[Excerpt from a dataset]
<<<<
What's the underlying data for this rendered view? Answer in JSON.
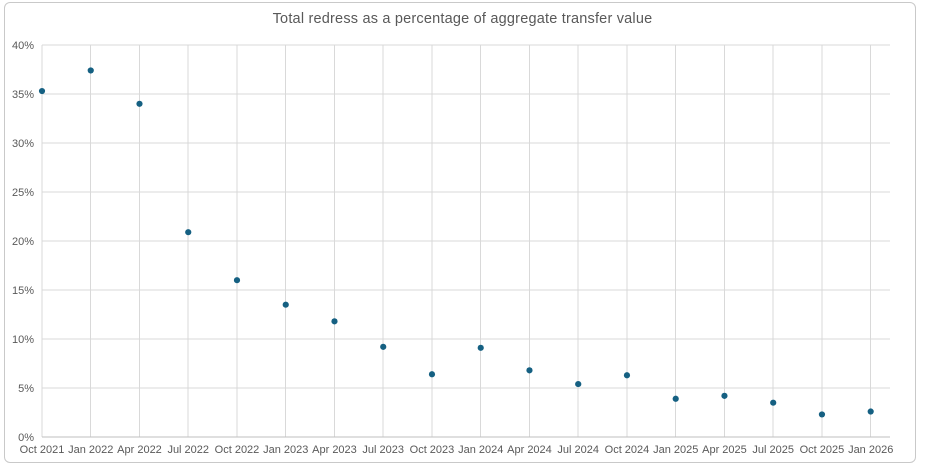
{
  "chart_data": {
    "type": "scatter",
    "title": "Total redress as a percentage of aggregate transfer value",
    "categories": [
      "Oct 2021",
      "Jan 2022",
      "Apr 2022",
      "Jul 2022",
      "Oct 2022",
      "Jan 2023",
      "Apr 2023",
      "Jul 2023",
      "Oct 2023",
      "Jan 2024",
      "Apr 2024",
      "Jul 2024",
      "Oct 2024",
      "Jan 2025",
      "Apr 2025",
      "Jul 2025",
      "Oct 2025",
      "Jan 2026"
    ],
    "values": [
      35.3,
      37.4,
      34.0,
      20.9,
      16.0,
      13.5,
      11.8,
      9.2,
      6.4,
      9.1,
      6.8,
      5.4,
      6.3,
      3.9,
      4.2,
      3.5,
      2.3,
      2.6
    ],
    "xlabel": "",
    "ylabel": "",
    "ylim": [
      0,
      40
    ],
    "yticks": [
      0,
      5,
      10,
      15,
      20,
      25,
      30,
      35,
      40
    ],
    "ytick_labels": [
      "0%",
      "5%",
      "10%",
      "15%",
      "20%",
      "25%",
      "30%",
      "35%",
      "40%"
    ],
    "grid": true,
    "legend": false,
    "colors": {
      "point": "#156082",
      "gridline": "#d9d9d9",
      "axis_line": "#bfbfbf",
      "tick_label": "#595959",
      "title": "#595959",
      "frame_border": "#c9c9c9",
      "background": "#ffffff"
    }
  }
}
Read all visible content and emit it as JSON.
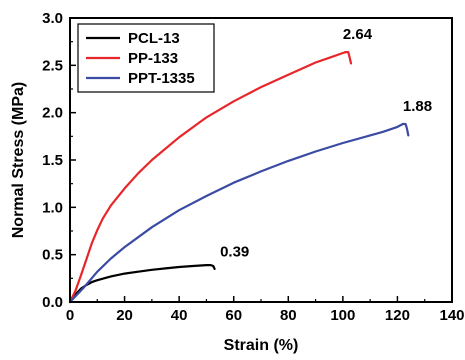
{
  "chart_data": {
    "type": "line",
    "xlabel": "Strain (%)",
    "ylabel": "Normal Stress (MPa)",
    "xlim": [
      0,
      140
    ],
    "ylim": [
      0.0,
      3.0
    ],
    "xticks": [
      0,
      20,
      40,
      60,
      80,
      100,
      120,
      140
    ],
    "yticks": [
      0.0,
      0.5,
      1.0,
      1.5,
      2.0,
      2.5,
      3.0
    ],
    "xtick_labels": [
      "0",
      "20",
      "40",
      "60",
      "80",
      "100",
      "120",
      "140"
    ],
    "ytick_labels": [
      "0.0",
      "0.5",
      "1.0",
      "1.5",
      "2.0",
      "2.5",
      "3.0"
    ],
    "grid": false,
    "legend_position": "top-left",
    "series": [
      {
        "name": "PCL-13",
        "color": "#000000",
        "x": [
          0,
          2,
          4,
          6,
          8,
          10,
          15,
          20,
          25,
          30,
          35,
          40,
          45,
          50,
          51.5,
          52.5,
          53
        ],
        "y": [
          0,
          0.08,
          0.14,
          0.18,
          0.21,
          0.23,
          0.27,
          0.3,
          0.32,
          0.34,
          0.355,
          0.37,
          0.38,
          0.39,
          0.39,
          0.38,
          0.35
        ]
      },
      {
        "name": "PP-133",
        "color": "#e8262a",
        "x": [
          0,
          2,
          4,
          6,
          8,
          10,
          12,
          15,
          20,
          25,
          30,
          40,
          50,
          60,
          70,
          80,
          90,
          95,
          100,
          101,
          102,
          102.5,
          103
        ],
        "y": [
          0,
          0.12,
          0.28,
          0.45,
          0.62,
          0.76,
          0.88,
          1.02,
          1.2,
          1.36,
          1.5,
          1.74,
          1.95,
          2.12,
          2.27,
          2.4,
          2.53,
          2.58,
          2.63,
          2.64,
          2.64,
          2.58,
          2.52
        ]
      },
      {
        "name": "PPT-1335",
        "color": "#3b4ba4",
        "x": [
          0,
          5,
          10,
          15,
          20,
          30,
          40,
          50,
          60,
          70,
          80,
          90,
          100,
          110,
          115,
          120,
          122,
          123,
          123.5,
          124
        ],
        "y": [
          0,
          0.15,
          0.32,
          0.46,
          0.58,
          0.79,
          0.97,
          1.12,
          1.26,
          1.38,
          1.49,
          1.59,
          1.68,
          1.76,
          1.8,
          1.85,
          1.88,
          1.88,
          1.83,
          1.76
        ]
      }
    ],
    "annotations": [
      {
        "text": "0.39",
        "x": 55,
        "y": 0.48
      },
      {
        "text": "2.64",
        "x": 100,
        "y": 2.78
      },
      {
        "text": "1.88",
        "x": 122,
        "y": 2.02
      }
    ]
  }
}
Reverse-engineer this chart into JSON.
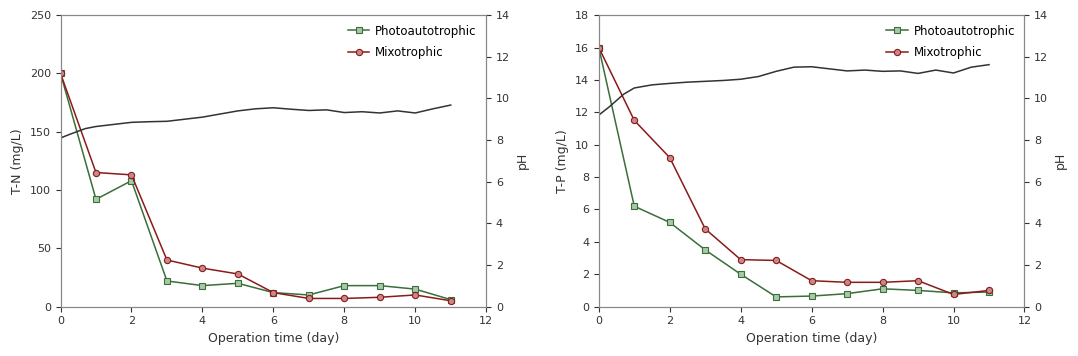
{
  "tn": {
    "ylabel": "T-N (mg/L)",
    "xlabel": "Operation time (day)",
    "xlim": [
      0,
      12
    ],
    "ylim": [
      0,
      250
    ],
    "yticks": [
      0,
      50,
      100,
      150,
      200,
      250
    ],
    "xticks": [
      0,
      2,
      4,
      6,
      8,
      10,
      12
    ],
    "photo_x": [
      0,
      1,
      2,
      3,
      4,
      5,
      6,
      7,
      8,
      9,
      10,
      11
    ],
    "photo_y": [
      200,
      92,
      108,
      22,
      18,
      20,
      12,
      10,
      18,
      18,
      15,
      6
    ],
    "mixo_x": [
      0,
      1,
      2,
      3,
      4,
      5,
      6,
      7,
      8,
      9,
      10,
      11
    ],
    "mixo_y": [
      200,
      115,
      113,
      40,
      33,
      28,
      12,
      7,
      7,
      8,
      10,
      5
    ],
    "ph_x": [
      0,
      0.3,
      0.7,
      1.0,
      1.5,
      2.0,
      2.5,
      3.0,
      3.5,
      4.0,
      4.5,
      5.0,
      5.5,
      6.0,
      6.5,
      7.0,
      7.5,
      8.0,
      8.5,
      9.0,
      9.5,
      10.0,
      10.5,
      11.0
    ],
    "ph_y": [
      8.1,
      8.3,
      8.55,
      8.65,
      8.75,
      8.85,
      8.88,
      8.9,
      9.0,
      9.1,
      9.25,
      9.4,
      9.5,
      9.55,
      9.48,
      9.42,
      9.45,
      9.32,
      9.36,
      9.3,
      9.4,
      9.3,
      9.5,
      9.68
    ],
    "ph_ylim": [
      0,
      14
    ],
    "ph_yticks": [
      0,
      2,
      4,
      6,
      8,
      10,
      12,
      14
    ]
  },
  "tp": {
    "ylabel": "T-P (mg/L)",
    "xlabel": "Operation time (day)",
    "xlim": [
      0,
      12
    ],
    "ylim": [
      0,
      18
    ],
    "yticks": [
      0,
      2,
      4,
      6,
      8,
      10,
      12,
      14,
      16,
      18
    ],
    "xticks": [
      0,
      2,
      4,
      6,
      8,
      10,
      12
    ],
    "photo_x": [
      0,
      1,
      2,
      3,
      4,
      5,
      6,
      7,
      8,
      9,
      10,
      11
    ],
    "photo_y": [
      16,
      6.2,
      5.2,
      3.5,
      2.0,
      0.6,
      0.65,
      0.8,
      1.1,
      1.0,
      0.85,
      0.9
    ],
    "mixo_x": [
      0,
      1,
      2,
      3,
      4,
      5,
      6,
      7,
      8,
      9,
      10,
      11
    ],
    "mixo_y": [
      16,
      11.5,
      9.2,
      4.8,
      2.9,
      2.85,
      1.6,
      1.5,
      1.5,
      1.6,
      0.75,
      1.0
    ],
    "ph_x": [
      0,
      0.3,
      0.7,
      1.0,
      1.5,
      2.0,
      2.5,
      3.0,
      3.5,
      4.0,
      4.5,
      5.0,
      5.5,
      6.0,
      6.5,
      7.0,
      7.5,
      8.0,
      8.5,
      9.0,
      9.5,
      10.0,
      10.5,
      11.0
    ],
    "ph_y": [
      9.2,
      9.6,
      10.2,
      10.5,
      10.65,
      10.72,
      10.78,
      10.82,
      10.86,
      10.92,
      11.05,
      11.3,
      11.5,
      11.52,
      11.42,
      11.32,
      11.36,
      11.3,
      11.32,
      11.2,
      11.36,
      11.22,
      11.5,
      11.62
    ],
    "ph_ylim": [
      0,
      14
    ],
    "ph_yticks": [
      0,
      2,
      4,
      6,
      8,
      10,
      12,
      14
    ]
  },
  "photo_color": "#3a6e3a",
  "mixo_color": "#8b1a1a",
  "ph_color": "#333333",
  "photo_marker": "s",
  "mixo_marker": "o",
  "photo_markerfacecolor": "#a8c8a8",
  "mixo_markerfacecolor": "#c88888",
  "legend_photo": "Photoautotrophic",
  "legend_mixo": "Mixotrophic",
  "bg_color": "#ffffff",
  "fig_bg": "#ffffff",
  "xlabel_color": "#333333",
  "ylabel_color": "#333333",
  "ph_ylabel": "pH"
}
>>>>
- _Problem_
Extract, from the listing above, every line where the string "this" occurs.

- _Reply_
What's the underlying data for this rendered view? Answer in JSON.
Reverse-engineer this chart into JSON.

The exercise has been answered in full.